PROVIDED DATA =

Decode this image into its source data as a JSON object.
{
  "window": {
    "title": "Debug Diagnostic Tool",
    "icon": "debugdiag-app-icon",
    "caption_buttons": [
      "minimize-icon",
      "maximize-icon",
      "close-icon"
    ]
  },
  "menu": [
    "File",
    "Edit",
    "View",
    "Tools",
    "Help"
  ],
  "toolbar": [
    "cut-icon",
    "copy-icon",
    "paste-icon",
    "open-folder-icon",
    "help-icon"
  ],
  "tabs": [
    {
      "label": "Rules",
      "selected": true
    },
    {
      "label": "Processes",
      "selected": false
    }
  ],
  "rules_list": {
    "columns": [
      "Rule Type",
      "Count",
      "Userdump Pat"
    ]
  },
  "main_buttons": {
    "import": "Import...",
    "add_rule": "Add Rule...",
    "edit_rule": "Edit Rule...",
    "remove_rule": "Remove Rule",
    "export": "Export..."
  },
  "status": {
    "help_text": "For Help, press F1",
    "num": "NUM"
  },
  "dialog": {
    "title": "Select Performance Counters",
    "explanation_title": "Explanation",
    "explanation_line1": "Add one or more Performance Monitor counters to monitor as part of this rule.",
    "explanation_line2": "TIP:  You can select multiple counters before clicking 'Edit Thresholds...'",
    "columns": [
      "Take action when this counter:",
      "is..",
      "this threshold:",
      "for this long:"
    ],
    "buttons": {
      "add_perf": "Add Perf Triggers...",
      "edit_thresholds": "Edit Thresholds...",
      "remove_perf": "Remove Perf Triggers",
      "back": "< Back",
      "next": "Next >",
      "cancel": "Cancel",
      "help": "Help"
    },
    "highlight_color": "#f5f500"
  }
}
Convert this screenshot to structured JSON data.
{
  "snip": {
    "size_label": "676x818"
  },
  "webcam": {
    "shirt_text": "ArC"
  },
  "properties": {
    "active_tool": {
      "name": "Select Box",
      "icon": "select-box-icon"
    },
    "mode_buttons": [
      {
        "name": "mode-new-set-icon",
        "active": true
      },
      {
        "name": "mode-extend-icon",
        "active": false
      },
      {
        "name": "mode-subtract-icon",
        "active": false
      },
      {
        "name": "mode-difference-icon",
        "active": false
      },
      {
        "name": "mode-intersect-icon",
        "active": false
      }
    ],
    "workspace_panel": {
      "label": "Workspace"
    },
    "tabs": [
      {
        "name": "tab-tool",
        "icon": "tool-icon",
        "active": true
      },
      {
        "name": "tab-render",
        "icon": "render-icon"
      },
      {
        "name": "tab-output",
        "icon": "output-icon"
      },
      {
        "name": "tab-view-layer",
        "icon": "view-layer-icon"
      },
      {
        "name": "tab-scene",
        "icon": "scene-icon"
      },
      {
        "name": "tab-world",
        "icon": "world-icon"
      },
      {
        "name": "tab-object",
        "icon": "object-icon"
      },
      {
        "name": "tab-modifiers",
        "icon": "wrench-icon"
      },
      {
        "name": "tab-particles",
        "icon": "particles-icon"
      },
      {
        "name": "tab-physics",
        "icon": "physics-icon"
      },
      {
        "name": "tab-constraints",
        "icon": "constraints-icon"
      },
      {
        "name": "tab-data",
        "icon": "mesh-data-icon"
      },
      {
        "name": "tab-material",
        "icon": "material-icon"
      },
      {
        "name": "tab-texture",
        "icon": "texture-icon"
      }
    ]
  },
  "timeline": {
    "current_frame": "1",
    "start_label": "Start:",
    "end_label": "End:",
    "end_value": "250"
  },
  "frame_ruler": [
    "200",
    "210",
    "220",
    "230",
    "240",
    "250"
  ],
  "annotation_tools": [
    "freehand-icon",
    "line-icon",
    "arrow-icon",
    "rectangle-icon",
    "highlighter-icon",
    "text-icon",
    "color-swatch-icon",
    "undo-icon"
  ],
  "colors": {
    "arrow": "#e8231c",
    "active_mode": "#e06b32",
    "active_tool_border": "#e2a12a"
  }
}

AIM =
Copy out each line above, character for character.

ANSWER TO THIS PROBLEM =
Decode this image into its source data as a JSON object.
{
  "window": {
    "title": "Debug Diagnostic Tool",
    "icon": "debugdiag-app-icon",
    "caption_buttons": [
      "minimize-icon",
      "maximize-icon",
      "close-icon"
    ]
  },
  "menu": [
    "File",
    "Edit",
    "View",
    "Tools",
    "Help"
  ],
  "toolbar": [
    "cut-icon",
    "copy-icon",
    "paste-icon",
    "open-folder-icon",
    "help-icon"
  ],
  "tabs": [
    {
      "label": "Rules",
      "selected": true
    },
    {
      "label": "Processes",
      "selected": false
    }
  ],
  "rules_list": {
    "columns": [
      "Rule Type",
      "Count",
      "Userdump Pat"
    ]
  },
  "main_buttons": {
    "import": "Import...",
    "add_rule": "Add Rule...",
    "edit_rule": "Edit Rule...",
    "remove_rule": "Remove Rule",
    "export": "Export..."
  },
  "status": {
    "help_text": "For Help, press F1",
    "num": "NUM"
  },
  "dialog": {
    "title": "Select Performance Counters",
    "explanation_title": "Explanation",
    "explanation_line1": "Add one or more Performance Monitor counters to monitor as part of this rule.",
    "explanation_line2": "TIP:  You can select multiple counters before clicking 'Edit Thresholds...'",
    "columns": [
      "Take action when this counter:",
      "is..",
      "this threshold:",
      "for this long:"
    ],
    "buttons": {
      "add_perf": "Add Perf Triggers...",
      "edit_thresholds": "Edit Thresholds...",
      "remove_perf": "Remove Perf Triggers",
      "back": "< Back",
      "next": "Next >",
      "cancel": "Cancel",
      "help": "Help"
    },
    "highlight_color": "#f5f500"
  }
}
Convert this screenshot to structured JSON data.
{
  "snip": {
    "size_label": "676x818"
  },
  "webcam": {
    "shirt_text": "ArC"
  },
  "properties": {
    "active_tool": {
      "name": "Select Box",
      "icon": "select-box-icon"
    },
    "mode_buttons": [
      {
        "name": "mode-new-set-icon",
        "active": true
      },
      {
        "name": "mode-extend-icon",
        "active": false
      },
      {
        "name": "mode-subtract-icon",
        "active": false
      },
      {
        "name": "mode-difference-icon",
        "active": false
      },
      {
        "name": "mode-intersect-icon",
        "active": false
      }
    ],
    "workspace_panel": {
      "label": "Workspace"
    },
    "tabs": [
      {
        "name": "tab-tool",
        "icon": "tool-icon",
        "active": true
      },
      {
        "name": "tab-render",
        "icon": "render-icon"
      },
      {
        "name": "tab-output",
        "icon": "output-icon"
      },
      {
        "name": "tab-view-layer",
        "icon": "view-layer-icon"
      },
      {
        "name": "tab-scene",
        "icon": "scene-icon"
      },
      {
        "name": "tab-world",
        "icon": "world-icon"
      },
      {
        "name": "tab-object",
        "icon": "object-icon"
      },
      {
        "name": "tab-modifiers",
        "icon": "wrench-icon"
      },
      {
        "name": "tab-particles",
        "icon": "particles-icon"
      },
      {
        "name": "tab-physics",
        "icon": "physics-icon"
      },
      {
        "name": "tab-constraints",
        "icon": "constraints-icon"
      },
      {
        "name": "tab-data",
        "icon": "mesh-data-icon"
      },
      {
        "name": "tab-material",
        "icon": "material-icon"
      },
      {
        "name": "tab-texture",
        "icon": "texture-icon"
      }
    ]
  },
  "timeline": {
    "current_frame": "1",
    "start_label": "Start:",
    "end_label": "End:",
    "end_value": "250"
  },
  "frame_ruler": [
    "200",
    "210",
    "220",
    "230",
    "240",
    "250"
  ],
  "annotation_tools": [
    "freehand-icon",
    "line-icon",
    "arrow-icon",
    "rectangle-icon",
    "highlighter-icon",
    "text-icon",
    "color-swatch-icon",
    "undo-icon"
  ],
  "colors": {
    "arrow": "#e8231c",
    "active_mode": "#e06b32",
    "active_tool_border": "#e2a12a"
  }
}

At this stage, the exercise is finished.